Saved entries
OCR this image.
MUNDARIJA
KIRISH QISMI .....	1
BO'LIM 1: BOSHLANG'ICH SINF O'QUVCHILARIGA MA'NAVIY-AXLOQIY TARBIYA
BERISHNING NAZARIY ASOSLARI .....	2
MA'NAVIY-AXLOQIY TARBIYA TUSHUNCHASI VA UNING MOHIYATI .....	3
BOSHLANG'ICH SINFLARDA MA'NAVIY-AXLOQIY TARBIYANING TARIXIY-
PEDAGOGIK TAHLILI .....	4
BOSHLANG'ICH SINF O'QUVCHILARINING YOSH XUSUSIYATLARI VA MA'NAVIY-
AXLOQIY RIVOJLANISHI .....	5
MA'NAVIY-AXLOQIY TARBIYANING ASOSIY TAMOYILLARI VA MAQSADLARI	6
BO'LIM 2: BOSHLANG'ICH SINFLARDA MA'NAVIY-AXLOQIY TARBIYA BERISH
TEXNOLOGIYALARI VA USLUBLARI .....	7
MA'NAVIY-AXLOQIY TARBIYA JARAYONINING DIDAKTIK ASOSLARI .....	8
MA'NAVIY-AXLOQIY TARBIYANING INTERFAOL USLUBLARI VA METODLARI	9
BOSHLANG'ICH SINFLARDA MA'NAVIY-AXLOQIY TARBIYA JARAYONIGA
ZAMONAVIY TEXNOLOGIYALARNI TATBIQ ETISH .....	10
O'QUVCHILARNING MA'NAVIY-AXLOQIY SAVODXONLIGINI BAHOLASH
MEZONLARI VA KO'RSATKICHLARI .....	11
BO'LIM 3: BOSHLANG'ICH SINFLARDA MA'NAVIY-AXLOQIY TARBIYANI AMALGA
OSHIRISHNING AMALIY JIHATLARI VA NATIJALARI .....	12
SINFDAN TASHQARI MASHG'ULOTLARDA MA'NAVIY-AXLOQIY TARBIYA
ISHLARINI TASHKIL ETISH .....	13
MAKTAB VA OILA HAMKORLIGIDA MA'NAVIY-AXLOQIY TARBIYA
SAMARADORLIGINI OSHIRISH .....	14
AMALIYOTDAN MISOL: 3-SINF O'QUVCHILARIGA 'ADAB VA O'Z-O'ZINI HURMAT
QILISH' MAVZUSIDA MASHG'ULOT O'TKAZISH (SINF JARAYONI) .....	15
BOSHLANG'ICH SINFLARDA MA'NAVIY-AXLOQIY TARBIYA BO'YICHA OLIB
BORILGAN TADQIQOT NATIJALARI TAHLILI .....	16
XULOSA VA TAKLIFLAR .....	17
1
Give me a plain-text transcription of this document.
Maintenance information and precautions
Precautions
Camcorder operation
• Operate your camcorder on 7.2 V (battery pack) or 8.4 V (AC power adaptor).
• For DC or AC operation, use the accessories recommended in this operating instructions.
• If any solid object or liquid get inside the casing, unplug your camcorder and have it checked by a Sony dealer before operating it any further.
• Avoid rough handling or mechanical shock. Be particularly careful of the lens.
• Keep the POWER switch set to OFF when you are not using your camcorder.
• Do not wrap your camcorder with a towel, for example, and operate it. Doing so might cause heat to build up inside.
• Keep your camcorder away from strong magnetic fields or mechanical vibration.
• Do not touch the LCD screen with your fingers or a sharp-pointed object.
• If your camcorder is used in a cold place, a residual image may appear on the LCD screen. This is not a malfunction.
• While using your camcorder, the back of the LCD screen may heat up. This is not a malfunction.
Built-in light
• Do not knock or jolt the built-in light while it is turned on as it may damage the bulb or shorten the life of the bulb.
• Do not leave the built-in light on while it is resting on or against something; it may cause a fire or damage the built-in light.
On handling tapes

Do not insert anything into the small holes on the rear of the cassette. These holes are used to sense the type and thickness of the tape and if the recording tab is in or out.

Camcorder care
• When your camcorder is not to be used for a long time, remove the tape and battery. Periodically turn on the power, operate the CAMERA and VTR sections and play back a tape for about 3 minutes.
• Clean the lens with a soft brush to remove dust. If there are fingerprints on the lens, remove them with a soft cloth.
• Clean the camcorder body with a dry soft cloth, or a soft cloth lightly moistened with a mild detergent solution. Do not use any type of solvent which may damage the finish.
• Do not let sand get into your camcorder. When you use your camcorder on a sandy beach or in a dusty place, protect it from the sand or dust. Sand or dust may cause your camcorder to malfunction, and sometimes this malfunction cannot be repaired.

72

▸ What you should do
Every line that holds the word "TAHLILI" should be extracted.

▸ Full answer
PEDAGOGIK TAHLILI .....	4
BORILGAN TADQIQOT NATIJALARI TAHLILI .....	16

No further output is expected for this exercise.